● THE TASK: For each line that holds "citas", copy the line out.

● TASK INPUTS:
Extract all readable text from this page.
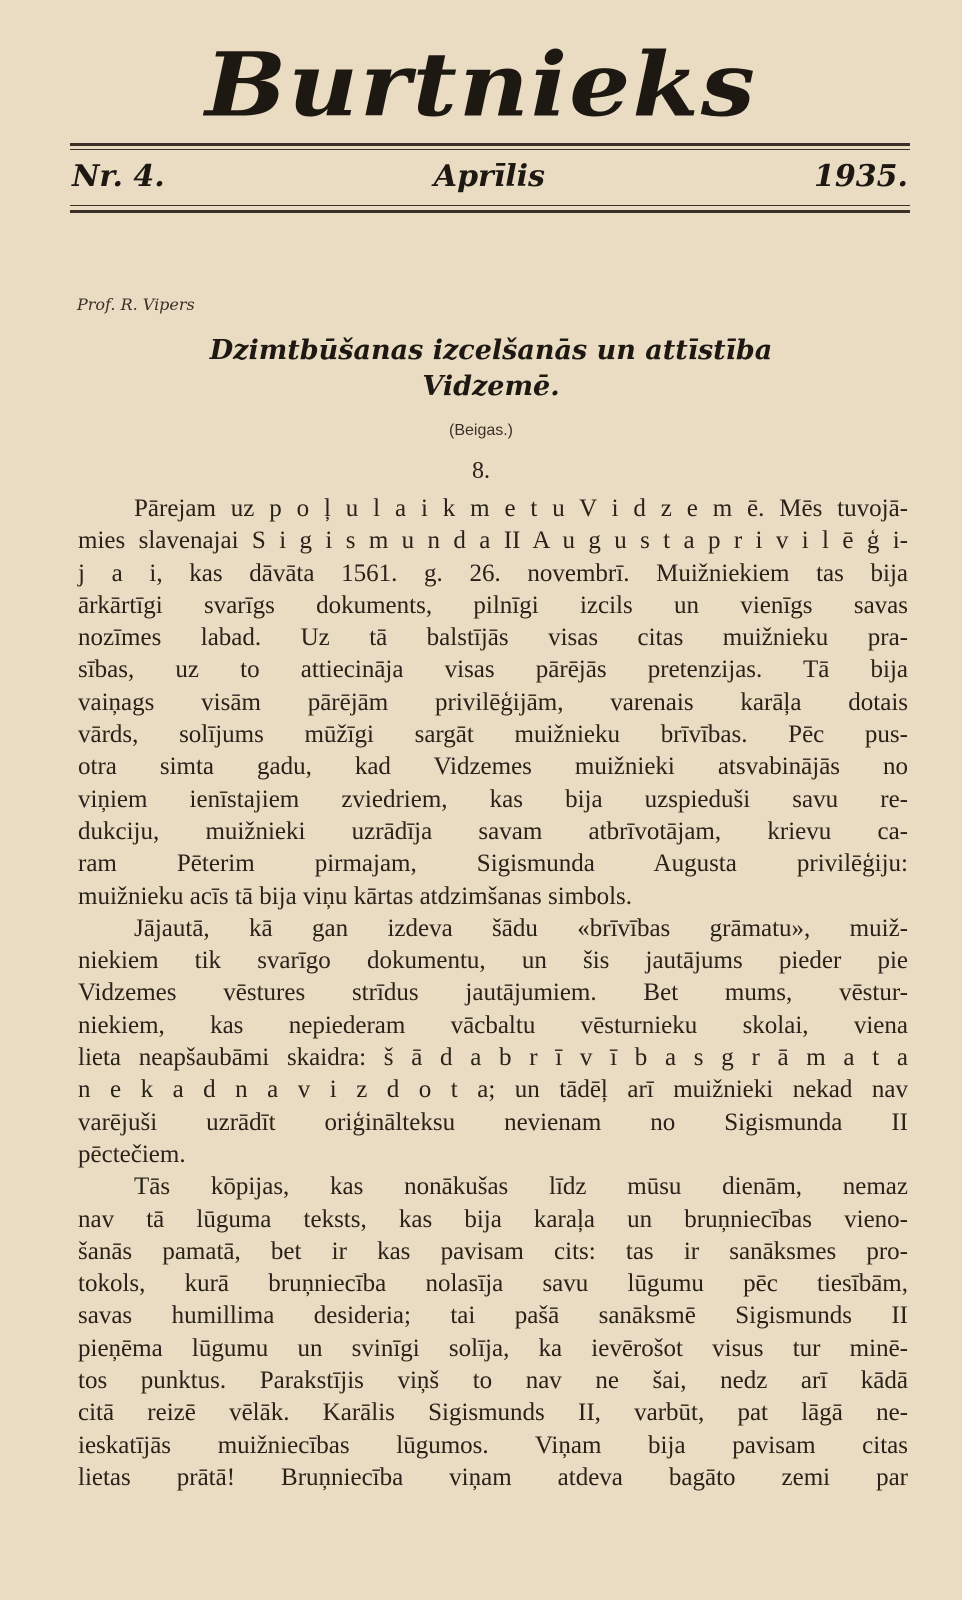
Burtnieks
Nr. 4.	Aprīlis	1935.
Prof. R. Vipers
Dzimtbūšanas izcelšanās un attīstība
Vidzemē.
(Beigas.)
8.
Pārejam uz p o ļ u l a i k m e t u V i d z e m ē. Mēs tuvojā-
mies slavenajai S i g i s m u n d a II A u g u s t a p r i v i l ē ģ i-
j a i, kas dāvāta 1561. g. 26. novembrī. Muižniekiem tas bija
ārkārtīgi svarīgs dokuments, pilnīgi izcils un vienīgs savas
nozīmes labad. Uz tā balstījās visas citas muižnieku pra-
sības, uz to attiecināja visas pārējās pretenzijas. Tā bija
vaiņags visām pārējām privilēģijām, varenais karāļa dotais
vārds, solījums mūžīgi sargāt muižnieku brīvības. Pēc pus-
otra simta gadu, kad Vidzemes muižnieki atsvabinājās no
viņiem ienīstajiem zviedriem, kas bija uzspieduši savu re-
dukciju, muižnieki uzrādīja savam atbrīvotājam, krievu ca-
ram Pēterim pirmajam, Sigismunda Augusta privilēģiju:
muižnieku acīs tā bija viņu kārtas atdzimšanas simbols.
Jājautā, kā gan izdeva šādu «brīvības grāmatu», muiž-
niekiem tik svarīgo dokumentu, un šis jautājums pieder pie
Vidzemes vēstures strīdus jautājumiem. Bet mums, vēstur-
niekiem, kas nepiederam vācbaltu vēsturnieku skolai, viena
lieta neapšaubāmi skaidra: š ā d a b r ī v ī b a s g r ā m a t a
n e k a d n a v i z d o t a; un tādēļ arī muižnieki nekad nav
varējuši uzrādīt oriģinālteksu nevienam no Sigismunda II
pēctečiem.
Tās kōpijas, kas nonākušas līdz mūsu dienām, nemaz
nav tā lūguma teksts, kas bija karaļa un bruņniecības vieno-
šanās pamatā, bet ir kas pavisam cits: tas ir sanāksmes pro-
tokols, kurā bruņniecība nolasīja savu lūgumu pēc tiesībām,
savas humillima desideria; tai pašā sanāksmē Sigismunds II
pieņēma lūgumu un svinīgi solīja, ka ievērošot visus tur minē-
tos punktus. Parakstījis viņš to nav ne šai, nedz arī kādā
citā reizē vēlāk. Karālis Sigismunds II, varbūt, pat lāgā ne-
ieskatījās muižniecības lūgumos. Viņam bija pavisam citas
lietas prātā! Bruņniecība viņam atdeva bagāto zemi par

● SOLUTION TO THE PROBLEM:
nozīmes labad. Uz tā balstījās visas citas muižnieku pra-
ieskatījās muižniecības lūgumos. Viņam bija pavisam citas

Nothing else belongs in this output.